• RECORDED DATA
Start
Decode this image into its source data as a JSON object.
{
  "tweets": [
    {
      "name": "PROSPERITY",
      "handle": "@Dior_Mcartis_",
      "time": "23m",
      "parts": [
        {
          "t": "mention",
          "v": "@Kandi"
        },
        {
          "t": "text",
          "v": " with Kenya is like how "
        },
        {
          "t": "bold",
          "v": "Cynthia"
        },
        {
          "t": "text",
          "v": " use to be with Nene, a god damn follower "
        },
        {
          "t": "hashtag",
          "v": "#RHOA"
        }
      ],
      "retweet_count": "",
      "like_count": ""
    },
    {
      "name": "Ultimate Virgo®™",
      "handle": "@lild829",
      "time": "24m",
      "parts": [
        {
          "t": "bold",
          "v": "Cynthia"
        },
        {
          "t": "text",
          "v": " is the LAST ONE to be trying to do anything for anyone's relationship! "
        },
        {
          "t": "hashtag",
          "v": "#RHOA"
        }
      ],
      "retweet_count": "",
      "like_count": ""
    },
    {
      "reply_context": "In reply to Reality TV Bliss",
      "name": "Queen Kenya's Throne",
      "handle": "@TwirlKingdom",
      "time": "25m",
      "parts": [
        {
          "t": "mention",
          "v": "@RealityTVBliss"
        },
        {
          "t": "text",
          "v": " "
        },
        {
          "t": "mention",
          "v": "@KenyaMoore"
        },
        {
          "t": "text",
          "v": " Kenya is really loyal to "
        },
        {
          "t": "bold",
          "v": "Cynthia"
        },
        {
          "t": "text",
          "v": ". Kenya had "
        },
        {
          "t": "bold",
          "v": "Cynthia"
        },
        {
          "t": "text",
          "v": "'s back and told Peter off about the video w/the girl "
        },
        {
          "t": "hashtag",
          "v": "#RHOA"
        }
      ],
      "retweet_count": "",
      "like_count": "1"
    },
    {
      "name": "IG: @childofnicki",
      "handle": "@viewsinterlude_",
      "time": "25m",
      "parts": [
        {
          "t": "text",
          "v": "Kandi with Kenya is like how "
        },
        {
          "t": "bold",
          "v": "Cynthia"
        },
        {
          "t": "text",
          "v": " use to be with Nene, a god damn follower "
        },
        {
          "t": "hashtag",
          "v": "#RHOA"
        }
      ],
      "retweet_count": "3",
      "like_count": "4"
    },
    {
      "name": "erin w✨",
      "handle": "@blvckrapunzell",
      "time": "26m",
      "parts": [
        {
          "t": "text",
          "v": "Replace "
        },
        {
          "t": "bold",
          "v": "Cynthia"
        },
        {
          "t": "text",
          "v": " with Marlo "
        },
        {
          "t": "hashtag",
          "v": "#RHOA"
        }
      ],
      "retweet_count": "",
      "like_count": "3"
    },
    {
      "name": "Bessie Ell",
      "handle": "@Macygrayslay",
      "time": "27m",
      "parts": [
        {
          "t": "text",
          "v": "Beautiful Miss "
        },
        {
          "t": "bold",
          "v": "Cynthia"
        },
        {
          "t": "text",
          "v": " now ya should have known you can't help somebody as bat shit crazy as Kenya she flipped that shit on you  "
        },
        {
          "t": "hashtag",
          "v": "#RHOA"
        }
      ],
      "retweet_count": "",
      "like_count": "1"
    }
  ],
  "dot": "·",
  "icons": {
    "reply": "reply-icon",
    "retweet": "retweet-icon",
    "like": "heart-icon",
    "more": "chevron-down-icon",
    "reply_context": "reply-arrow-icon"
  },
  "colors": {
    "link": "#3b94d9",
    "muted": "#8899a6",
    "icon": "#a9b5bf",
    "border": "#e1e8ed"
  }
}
End
Faithfully reproduce all of the records, character for character.

• REPLY TO THE TASK
Decode this image into its source data as a JSON object.
{
  "tweets": [
    {
      "name": "PROSPERITY",
      "handle": "@Dior_Mcartis_",
      "time": "23m",
      "parts": [
        {
          "t": "mention",
          "v": "@Kandi"
        },
        {
          "t": "text",
          "v": " with Kenya is like how "
        },
        {
          "t": "bold",
          "v": "Cynthia"
        },
        {
          "t": "text",
          "v": " use to be with Nene, a god damn follower "
        },
        {
          "t": "hashtag",
          "v": "#RHOA"
        }
      ],
      "retweet_count": "",
      "like_count": ""
    },
    {
      "name": "Ultimate Virgo®™",
      "handle": "@lild829",
      "time": "24m",
      "parts": [
        {
          "t": "bold",
          "v": "Cynthia"
        },
        {
          "t": "text",
          "v": " is the LAST ONE to be trying to do anything for anyone's relationship! "
        },
        {
          "t": "hashtag",
          "v": "#RHOA"
        }
      ],
      "retweet_count": "",
      "like_count": ""
    },
    {
      "reply_context": "In reply to Reality TV Bliss",
      "name": "Queen Kenya's Throne",
      "handle": "@TwirlKingdom",
      "time": "25m",
      "parts": [
        {
          "t": "mention",
          "v": "@RealityTVBliss"
        },
        {
          "t": "text",
          "v": " "
        },
        {
          "t": "mention",
          "v": "@KenyaMoore"
        },
        {
          "t": "text",
          "v": " Kenya is really loyal to "
        },
        {
          "t": "bold",
          "v": "Cynthia"
        },
        {
          "t": "text",
          "v": ". Kenya had "
        },
        {
          "t": "bold",
          "v": "Cynthia"
        },
        {
          "t": "text",
          "v": "'s back and told Peter off about the video w/the girl "
        },
        {
          "t": "hashtag",
          "v": "#RHOA"
        }
      ],
      "retweet_count": "",
      "like_count": "1"
    },
    {
      "name": "IG: @childofnicki",
      "handle": "@viewsinterlude_",
      "time": "25m",
      "parts": [
        {
          "t": "text",
          "v": "Kandi with Kenya is like how "
        },
        {
          "t": "bold",
          "v": "Cynthia"
        },
        {
          "t": "text",
          "v": " use to be with Nene, a god damn follower "
        },
        {
          "t": "hashtag",
          "v": "#RHOA"
        }
      ],
      "retweet_count": "3",
      "like_count": "4"
    },
    {
      "name": "erin w✨",
      "handle": "@blvckrapunzell",
      "time": "26m",
      "parts": [
        {
          "t": "text",
          "v": "Replace "
        },
        {
          "t": "bold",
          "v": "Cynthia"
        },
        {
          "t": "text",
          "v": " with Marlo "
        },
        {
          "t": "hashtag",
          "v": "#RHOA"
        }
      ],
      "retweet_count": "",
      "like_count": "3"
    },
    {
      "name": "Bessie Ell",
      "handle": "@Macygrayslay",
      "time": "27m",
      "parts": [
        {
          "t": "text",
          "v": "Beautiful Miss "
        },
        {
          "t": "bold",
          "v": "Cynthia"
        },
        {
          "t": "text",
          "v": " now ya should have known you can't help somebody as bat shit crazy as Kenya she flipped that shit on you  "
        },
        {
          "t": "hashtag",
          "v": "#RHOA"
        }
      ],
      "retweet_count": "",
      "like_count": "1"
    }
  ],
  "dot": "·",
  "icons": {
    "reply": "reply-icon",
    "retweet": "retweet-icon",
    "like": "heart-icon",
    "more": "chevron-down-icon",
    "reply_context": "reply-arrow-icon"
  },
  "colors": {
    "link": "#3b94d9",
    "muted": "#8899a6",
    "icon": "#a9b5bf",
    "border": "#e1e8ed"
  }
}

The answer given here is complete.